WRITTEN TASK:
Report how many lines hold the word "BINANCE"; give nothing but the number.

EXTRACTED INFORMATION:
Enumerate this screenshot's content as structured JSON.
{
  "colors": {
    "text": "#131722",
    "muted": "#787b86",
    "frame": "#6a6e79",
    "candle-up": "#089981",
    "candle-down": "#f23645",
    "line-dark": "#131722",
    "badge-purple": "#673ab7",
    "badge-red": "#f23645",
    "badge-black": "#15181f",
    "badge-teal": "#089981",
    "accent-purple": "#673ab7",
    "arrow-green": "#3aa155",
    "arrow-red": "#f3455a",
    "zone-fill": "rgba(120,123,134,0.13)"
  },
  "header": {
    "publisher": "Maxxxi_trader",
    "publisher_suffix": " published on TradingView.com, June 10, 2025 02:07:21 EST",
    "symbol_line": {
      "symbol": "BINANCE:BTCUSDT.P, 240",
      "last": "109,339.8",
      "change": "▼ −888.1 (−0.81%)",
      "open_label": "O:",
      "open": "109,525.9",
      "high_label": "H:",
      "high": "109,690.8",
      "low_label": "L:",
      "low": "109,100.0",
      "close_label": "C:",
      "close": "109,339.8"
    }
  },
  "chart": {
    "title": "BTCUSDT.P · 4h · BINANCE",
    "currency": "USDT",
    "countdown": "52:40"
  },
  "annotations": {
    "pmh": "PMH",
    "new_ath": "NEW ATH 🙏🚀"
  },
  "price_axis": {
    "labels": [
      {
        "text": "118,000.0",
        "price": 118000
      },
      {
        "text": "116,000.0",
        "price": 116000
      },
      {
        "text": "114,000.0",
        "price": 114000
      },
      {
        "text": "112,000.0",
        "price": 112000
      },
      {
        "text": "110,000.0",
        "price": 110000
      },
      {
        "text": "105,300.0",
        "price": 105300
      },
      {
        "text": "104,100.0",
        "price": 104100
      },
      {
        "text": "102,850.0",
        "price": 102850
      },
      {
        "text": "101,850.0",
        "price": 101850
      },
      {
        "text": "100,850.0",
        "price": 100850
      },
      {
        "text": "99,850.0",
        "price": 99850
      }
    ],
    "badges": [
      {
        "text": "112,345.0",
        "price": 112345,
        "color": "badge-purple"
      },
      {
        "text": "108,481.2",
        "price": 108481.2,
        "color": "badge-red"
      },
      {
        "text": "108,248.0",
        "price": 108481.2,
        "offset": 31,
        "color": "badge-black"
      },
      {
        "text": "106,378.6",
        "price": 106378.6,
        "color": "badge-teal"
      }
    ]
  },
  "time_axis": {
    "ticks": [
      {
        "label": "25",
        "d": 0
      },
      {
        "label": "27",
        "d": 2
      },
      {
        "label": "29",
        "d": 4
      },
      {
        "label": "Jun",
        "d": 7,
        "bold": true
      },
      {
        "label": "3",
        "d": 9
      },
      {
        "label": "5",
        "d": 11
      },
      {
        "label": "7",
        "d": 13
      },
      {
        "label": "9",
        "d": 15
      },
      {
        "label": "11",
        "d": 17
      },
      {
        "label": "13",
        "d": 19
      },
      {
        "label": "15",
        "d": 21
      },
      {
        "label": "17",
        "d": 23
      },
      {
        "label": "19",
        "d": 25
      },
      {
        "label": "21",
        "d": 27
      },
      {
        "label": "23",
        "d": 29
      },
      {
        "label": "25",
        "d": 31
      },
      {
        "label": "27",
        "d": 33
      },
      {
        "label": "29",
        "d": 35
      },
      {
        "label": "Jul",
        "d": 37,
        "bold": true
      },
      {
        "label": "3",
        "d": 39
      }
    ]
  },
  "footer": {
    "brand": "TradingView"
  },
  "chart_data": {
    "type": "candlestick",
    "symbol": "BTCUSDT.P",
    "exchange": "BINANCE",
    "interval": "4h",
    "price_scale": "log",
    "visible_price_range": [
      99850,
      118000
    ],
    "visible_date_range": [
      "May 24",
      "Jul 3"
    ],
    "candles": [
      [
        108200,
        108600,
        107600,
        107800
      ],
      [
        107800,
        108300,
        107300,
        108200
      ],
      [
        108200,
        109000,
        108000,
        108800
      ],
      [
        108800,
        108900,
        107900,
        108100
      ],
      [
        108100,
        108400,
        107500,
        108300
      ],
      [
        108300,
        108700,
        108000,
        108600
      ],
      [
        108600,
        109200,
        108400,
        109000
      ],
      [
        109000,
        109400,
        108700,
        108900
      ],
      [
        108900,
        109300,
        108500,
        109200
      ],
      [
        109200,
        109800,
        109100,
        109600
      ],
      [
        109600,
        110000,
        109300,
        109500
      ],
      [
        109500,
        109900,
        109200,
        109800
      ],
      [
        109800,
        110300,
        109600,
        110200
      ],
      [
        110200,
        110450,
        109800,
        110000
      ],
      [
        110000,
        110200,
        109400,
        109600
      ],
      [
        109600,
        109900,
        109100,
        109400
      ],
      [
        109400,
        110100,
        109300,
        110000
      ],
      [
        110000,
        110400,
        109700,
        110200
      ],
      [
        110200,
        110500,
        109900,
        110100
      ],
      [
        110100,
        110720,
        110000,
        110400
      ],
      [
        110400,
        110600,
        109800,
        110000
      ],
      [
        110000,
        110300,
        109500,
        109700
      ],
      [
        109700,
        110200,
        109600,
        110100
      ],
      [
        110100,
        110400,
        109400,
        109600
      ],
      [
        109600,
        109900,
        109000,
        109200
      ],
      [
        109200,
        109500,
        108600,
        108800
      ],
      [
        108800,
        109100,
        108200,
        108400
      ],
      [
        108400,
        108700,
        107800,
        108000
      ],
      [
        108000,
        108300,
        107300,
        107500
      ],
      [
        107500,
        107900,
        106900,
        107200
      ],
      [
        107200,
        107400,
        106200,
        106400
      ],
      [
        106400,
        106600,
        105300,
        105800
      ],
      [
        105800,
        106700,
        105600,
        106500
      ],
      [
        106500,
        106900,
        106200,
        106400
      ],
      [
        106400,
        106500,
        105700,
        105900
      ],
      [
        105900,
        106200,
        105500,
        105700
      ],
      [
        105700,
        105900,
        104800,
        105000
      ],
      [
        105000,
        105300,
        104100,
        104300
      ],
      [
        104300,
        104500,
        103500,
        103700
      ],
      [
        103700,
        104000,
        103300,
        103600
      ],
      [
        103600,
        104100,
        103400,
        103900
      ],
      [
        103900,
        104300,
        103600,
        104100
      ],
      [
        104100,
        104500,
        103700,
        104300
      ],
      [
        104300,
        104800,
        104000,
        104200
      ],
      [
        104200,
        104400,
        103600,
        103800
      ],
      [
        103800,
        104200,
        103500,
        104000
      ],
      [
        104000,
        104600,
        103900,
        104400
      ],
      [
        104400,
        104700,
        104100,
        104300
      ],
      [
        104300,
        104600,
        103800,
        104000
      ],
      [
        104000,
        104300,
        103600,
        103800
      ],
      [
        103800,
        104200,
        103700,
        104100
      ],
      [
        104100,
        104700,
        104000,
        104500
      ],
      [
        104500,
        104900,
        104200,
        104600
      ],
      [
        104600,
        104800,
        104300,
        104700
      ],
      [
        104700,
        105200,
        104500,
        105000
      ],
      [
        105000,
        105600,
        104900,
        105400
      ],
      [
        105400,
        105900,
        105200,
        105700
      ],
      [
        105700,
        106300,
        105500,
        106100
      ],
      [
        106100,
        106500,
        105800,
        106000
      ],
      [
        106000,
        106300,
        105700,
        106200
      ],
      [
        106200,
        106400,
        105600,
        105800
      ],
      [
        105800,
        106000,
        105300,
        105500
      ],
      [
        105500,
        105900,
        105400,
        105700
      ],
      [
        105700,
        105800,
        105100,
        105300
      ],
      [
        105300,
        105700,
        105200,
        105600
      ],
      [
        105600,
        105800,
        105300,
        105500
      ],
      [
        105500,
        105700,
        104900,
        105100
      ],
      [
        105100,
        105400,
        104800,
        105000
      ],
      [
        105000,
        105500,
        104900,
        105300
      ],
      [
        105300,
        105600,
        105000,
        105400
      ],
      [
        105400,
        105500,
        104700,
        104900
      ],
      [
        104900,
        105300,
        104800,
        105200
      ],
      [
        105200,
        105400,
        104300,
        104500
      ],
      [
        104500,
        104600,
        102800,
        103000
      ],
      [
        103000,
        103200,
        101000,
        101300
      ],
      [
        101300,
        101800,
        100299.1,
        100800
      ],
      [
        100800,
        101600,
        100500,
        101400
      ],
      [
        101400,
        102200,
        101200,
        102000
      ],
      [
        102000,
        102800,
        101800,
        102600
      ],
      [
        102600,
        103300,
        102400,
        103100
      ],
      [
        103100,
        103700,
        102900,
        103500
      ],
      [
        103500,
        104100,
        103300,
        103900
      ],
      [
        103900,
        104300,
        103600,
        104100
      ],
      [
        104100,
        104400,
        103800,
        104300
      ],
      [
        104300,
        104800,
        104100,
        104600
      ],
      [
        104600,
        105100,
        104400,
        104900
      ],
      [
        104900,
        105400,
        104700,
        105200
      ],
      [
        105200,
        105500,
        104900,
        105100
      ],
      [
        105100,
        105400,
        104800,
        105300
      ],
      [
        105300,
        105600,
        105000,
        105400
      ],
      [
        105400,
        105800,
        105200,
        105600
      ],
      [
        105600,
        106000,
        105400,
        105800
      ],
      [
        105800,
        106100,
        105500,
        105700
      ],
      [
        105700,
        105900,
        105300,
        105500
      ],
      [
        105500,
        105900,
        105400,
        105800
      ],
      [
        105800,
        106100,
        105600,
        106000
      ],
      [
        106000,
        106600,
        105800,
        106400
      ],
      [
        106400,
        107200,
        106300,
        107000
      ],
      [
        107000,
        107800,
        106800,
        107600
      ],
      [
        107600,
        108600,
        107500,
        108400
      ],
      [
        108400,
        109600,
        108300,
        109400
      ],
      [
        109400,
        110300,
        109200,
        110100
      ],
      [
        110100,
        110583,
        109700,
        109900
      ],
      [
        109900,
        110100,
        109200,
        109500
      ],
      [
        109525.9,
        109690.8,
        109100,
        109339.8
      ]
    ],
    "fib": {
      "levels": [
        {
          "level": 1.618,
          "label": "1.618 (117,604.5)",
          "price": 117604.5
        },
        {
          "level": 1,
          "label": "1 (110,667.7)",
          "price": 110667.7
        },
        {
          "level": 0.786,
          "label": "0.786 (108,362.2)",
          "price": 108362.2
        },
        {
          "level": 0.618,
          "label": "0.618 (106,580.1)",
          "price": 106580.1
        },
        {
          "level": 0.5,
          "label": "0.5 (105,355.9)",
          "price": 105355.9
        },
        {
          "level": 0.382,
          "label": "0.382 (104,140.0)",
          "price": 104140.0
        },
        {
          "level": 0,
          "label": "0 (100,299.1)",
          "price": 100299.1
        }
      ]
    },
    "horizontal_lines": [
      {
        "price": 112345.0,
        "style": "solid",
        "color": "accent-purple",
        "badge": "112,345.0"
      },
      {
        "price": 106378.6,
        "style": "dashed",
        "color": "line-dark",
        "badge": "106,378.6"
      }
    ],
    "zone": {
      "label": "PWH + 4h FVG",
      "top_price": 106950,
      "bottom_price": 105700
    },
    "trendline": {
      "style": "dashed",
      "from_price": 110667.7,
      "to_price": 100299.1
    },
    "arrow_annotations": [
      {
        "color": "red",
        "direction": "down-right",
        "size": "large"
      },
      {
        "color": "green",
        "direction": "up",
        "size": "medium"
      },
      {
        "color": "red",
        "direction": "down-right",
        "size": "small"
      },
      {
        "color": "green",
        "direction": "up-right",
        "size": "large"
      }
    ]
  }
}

TASK RESULT:
3